**Problem description**:
Format each line of the material below as a JSON list of strings, one string per line, with blank lines left out.
━━ Given entries
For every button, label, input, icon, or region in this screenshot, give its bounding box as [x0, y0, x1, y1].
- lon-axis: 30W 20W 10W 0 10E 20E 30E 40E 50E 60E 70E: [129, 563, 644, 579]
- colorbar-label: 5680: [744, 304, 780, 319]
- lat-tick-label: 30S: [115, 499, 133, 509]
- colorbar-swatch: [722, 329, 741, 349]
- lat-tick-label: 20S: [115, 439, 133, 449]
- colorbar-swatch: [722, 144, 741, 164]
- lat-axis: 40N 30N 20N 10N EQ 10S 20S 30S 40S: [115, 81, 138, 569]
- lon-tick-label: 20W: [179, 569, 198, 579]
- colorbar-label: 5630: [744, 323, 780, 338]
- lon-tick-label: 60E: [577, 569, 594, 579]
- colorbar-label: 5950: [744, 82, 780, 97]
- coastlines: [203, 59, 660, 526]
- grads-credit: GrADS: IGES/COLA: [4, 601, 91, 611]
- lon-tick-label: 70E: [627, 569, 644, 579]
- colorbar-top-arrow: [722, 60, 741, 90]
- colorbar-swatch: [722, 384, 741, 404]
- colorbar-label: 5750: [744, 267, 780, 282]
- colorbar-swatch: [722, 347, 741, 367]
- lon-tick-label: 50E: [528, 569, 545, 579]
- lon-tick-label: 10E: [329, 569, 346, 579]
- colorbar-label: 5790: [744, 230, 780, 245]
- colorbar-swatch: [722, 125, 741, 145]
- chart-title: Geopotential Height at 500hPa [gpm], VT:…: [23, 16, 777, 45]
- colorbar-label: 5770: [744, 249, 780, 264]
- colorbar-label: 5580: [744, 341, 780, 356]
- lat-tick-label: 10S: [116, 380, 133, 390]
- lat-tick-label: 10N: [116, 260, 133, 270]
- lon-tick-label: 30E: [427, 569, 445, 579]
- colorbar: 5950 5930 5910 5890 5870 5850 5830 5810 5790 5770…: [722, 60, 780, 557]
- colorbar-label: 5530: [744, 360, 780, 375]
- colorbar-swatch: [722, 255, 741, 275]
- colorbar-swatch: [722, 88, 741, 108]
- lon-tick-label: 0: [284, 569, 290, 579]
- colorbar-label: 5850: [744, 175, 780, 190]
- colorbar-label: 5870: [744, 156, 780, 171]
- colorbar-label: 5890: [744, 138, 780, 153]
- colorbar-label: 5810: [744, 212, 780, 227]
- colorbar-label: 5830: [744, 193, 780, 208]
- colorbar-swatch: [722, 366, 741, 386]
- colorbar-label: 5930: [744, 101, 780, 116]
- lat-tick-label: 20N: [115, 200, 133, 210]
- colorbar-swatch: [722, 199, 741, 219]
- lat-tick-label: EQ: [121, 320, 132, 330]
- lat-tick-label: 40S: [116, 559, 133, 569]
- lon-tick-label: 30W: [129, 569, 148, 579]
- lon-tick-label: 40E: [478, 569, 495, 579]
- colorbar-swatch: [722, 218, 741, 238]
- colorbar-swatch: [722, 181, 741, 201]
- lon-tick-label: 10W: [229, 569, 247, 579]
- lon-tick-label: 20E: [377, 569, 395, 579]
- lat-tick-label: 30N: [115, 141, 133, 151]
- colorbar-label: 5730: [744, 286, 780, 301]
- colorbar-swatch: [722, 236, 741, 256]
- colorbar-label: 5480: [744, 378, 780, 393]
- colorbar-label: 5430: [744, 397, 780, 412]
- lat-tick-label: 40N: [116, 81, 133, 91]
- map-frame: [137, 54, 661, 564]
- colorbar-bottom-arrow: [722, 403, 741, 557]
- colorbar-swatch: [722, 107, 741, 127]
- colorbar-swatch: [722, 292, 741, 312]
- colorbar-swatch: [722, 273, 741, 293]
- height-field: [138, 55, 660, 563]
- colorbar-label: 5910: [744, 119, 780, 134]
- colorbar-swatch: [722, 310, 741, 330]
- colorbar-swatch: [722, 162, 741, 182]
━━━━
**Correct result**:
[
  "For every button, label, input, icon, or region in this screenshot, give its bounding box as [x0, y0, x1, y1].",
  "- lon-axis: 30W 20W 10W 0 10E 20E 30E 40E 50E 60E 70E: [129, 563, 644, 579]",
  "- colorbar-label: 5680: [744, 304, 780, 319]",
  "- lat-tick-label: 30S: [115, 499, 133, 509]",
  "- colorbar-swatch: [722, 329, 741, 349]",
  "- lat-tick-label: 20S: [115, 439, 133, 449]",
  "- colorbar-swatch: [722, 144, 741, 164]",
  "- lat-axis: 40N 30N 20N 10N EQ 10S 20S 30S 40S: [115, 81, 138, 569]",
  "- lon-tick-label: 20W: [179, 569, 198, 579]",
  "- colorbar-label: 5630: [744, 323, 780, 338]",
  "- lon-tick-label: 60E: [577, 569, 594, 579]",
  "- colorbar-label: 5950: [744, 82, 780, 97]",
  "- coastlines: [203, 59, 660, 526]",
  "- grads-credit: GrADS: IGES/COLA: [4, 601, 91, 611]",
  "- lon-tick-label: 70E: [627, 569, 644, 579]",
  "- colorbar-top-arrow: [722, 60, 741, 90]",
  "- colorbar-swatch: [722, 384, 741, 404]",
  "- colorbar-label: 5750: [744, 267, 780, 282]",
  "- colorbar-swatch: [722, 347, 741, 367]",
  "- lon-tick-label: 50E: [528, 569, 545, 579]",
  "- lon-tick-label: 10E: [329, 569, 346, 579]",
  "- colorbar-label: 5790: [744, 230, 780, 245]",
  "- colorbar-swatch: [722, 125, 741, 145]",
  "- chart-title: Geopotential Height at 500hPa [gpm], VT:…: [23, 16, 777, 45]",
  "- colorbar-label: 5770: [744, 249, 780, 264]",
  "- colorbar-label: 5580: [744, 341, 780, 356]",
  "- lat-tick-label: 10S: [116, 380, 133, 390]",
  "- lat-tick-label: 10N: [116, 260, 133, 270]",
  "- lon-tick-label: 30E: [427, 569, 445, 579]",
  "- colorbar: 5950 5930 5910 5890 5870 5850 5830 5810 5790 5770…: [722, 60, 780, 557]",
  "- colorbar-label: 5530: [744, 360, 780, 375]",
  "- colorbar-swatch: [722, 255, 741, 275]",
  "- colorbar-swatch: [722, 88, 741, 108]",
  "- lon-tick-label: 0: [284, 569, 290, 579]",
  "- colorbar-label: 5850: [744, 175, 780, 190]",
  "- colorbar-label: 5870: [744, 156, 780, 171]",
  "- colorbar-label: 5890: [744, 138, 780, 153]",
  "- colorbar-label: 5810: [744, 212, 780, 227]",
  "- colorbar-label: 5830: [744, 193, 780, 208]",
  "- colorbar-swatch: [722, 366, 741, 386]",
  "- colorbar-label: 5930: [744, 101, 780, 116]",
  "- lat-tick-label: 20N: [115, 200, 133, 210]",
  "- colorbar-swatch: [722, 199, 741, 219]",
  "- lat-tick-label: EQ: [121, 320, 132, 330]",
  "- lat-tick-label: 40S: [116, 559, 133, 569]",
  "- lon-tick-label: 30W: [129, 569, 148, 579]",
  "- lon-tick-label: 40E: [478, 569, 495, 579]",
  "- colorbar-swatch: [722, 218, 741, 238]",
  "- colorbar-swatch: [722, 181, 741, 201]",
  "- lon-tick-label: 10W: [229, 569, 247, 579]",
  "- lon-tick-label: 20E: [377, 569, 395, 579]",
  "- lat-tick-label: 30N: [115, 141, 133, 151]",
  "- colorbar-label: 5730: [744, 286, 780, 301]",
  "- colorbar-swatch: [722, 236, 741, 256]",
  "- colorbar-label: 5480: [744, 378, 780, 393]",
  "- colorbar-label: 5430: [744, 397, 780, 412]",
  "- lat-tick-label: 40N: [116, 81, 133, 91]",
  "- map-frame: [137, 54, 661, 564]",
  "- colorbar-bottom-arrow: [722, 403, 741, 557]",
  "- colorbar-swatch: [722, 107, 741, 127]",
  "- colorbar-swatch: [722, 292, 741, 312]",
  "- colorbar-swatch: [722, 273, 741, 293]",
  "- height-field: [138, 55, 660, 563]",
  "- colorbar-label: 5910: [744, 119, 780, 134]",
  "- colorbar-swatch: [722, 310, 741, 330]",
  "- colorbar-swatch: [722, 162, 741, 182]"
]